Hela cells are infected with HPV. So is it safe to work with them? What are the safety precautions?


1 Answer 1


Most guidelines for HeLa (and most cells of human origin) say they should be kept at a BSL2 level. For example, from a 2007 publication in Applied Biosafety:

Work with cell cultures from human or primate origin should generally be performed under BSL2 conditions. Containment level 1 may be considered if all manipulations occur in a Type II biosafety cabinet ...

--Animal Cell Cultures: Risk Assessment and Biosafety Recommendations

ATCC general guidelines recommend BSL2 containment for the broad category covering HeLa:

  • Biosafety Level 2
    • Cell lines that harbor mycoplasma or any other BSL 2 agent (See: NOTE)
    • Cell lines exposed to or transformed by a primate oncogenic virus
    • Primate cell lines that contain viruses
    • Cell lines carrying a part of certain viral genomes, even if whole virus is not released from the cell

--ATCC® ANIMAL CELL CULTURE GUIDE: tips and techniques for continuous cell lines

Their specific page for HeLa also recommends BSL2, with the note "[Cells contain human papilloma virus]".

That said, HeLa cells have been very widely used, including for decades before modern lab safety practices were agreed on, and I'm not aware of any actual problem ever arising (including such amazing practices as injecting live HeLa cells into convict "volunteers" to see if cancers would appear - They did not).

So the answer to the question is that it is safe to work with HeLa cells, but that proper BSL2 lab practices should be followed.

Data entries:
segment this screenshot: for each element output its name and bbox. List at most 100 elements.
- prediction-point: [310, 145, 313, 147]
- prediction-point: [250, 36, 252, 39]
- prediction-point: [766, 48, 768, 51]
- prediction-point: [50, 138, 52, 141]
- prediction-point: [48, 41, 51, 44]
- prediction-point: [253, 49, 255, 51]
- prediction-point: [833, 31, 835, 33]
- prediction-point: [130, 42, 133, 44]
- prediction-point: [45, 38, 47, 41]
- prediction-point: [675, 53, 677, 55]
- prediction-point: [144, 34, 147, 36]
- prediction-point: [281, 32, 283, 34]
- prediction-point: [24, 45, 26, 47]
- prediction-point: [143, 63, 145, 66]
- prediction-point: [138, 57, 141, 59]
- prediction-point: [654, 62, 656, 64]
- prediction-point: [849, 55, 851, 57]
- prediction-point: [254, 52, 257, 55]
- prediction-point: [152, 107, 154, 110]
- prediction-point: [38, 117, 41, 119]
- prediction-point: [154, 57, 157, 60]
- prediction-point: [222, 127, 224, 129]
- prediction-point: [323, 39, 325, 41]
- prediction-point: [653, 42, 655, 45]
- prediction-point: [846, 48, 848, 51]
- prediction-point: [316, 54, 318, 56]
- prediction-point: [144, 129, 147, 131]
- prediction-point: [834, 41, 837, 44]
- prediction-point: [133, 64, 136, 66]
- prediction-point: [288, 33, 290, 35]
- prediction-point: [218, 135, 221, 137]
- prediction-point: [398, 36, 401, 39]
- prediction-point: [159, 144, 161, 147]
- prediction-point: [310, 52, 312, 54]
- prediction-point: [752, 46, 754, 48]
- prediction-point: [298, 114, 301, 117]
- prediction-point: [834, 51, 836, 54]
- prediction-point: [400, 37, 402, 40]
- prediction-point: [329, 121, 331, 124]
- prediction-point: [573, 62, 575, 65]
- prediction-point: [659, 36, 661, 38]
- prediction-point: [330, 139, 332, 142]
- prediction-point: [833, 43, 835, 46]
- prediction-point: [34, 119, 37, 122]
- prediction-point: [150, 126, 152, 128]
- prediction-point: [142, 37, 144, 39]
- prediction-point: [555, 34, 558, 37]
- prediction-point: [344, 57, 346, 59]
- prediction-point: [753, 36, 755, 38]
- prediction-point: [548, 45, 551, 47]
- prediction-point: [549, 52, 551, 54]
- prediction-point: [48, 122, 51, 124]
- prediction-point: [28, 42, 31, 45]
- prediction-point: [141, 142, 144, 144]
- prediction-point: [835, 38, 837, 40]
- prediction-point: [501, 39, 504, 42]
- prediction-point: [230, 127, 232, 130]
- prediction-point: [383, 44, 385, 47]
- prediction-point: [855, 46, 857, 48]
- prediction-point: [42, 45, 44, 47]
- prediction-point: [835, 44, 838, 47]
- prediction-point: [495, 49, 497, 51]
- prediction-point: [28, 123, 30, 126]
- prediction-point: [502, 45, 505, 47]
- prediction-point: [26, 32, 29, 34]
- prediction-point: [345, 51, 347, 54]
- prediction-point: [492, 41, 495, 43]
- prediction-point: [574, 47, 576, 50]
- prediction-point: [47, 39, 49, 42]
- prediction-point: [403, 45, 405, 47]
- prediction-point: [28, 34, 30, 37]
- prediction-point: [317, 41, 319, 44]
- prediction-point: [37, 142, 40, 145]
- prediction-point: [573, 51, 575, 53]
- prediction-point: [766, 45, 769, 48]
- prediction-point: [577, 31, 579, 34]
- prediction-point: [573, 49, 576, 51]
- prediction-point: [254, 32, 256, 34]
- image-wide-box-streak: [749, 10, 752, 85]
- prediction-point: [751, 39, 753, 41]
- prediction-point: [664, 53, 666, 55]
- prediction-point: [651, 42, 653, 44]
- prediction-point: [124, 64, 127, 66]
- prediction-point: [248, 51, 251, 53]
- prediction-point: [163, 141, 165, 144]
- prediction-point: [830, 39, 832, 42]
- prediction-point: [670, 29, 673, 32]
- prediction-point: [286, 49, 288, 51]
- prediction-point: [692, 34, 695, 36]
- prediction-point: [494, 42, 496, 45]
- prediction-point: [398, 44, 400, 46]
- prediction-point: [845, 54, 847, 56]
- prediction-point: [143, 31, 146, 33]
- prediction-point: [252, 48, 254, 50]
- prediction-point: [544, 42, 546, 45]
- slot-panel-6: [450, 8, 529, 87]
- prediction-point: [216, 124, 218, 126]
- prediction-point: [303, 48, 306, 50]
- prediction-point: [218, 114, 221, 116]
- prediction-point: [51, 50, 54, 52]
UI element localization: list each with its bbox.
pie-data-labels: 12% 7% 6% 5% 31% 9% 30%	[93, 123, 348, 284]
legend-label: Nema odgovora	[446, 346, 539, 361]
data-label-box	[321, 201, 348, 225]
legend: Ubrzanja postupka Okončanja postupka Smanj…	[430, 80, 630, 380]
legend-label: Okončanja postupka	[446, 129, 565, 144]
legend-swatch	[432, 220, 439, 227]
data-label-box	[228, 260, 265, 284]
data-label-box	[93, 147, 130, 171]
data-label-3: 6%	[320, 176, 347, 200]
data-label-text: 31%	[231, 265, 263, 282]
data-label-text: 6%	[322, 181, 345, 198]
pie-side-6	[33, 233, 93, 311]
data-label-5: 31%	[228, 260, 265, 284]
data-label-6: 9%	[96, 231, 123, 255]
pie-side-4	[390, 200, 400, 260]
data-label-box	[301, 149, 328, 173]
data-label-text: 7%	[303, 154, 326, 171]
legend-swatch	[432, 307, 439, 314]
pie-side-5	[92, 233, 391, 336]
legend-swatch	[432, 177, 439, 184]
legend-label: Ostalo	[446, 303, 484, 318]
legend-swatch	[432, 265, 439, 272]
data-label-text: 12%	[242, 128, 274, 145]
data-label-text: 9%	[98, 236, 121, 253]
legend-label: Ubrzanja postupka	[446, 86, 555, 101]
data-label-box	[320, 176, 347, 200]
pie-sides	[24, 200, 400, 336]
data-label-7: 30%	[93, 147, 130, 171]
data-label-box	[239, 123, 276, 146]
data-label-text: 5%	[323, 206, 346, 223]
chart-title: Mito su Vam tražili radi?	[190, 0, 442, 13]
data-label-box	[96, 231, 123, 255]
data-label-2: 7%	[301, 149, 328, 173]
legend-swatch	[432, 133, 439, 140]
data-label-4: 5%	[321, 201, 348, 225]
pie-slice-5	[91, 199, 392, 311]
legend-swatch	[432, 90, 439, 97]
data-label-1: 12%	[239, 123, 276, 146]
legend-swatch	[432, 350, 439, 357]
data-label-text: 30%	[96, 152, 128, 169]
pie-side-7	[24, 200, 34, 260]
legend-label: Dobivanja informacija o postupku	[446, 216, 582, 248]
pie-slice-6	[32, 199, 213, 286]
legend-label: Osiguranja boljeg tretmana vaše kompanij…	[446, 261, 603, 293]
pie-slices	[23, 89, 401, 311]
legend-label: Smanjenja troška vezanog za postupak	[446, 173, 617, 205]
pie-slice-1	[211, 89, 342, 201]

→ TASK BRIEF
In the text on HeLa safety, swap "convict" for "prisoner" and give the passage starting with "That said, HeLa" and going on through "should be followed.". These data come from a different source than the text.

→ RESULT
That said, HeLa cells have been very widely used, including for decades before modern lab safety practices were agreed on, and I'm not aware of any actual problem ever arising (including such amazing practices as injecting live HeLa cells into prisoner "volunteers" to see if cancers would appear - They did not).

So the answer to the question is that it is safe to work with HeLa cells, but that proper BSL2 lab practices should be followed.